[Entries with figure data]
>> BEGIN

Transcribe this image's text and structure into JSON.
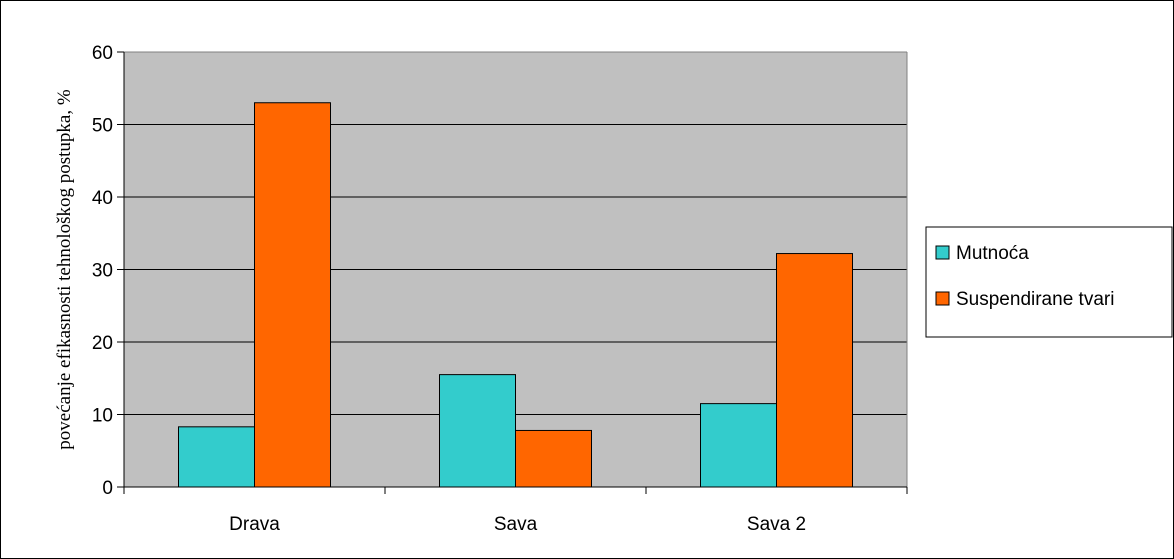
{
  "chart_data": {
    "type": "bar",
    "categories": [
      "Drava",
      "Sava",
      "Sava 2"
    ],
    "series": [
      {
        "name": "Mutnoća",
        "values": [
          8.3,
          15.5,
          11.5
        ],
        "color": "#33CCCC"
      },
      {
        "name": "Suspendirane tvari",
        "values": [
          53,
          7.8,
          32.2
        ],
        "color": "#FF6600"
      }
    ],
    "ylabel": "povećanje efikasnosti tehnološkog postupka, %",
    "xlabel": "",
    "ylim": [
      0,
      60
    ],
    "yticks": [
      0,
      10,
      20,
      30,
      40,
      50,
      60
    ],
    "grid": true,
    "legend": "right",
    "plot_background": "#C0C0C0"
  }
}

>> END

Give an exact reproduction of every line, leaving out any picture.

Transcribe this image's text and structure into JSON.
{
  "chart_data": {
    "type": "bar",
    "categories": [
      "Drava",
      "Sava",
      "Sava 2"
    ],
    "series": [
      {
        "name": "Mutnoća",
        "values": [
          8.3,
          15.5,
          11.5
        ],
        "color": "#33CCCC"
      },
      {
        "name": "Suspendirane tvari",
        "values": [
          53,
          7.8,
          32.2
        ],
        "color": "#FF6600"
      }
    ],
    "ylabel": "povećanje efikasnosti tehnološkog postupka, %",
    "xlabel": "",
    "ylim": [
      0,
      60
    ],
    "yticks": [
      0,
      10,
      20,
      30,
      40,
      50,
      60
    ],
    "grid": true,
    "legend": "right",
    "plot_background": "#C0C0C0"
  }
}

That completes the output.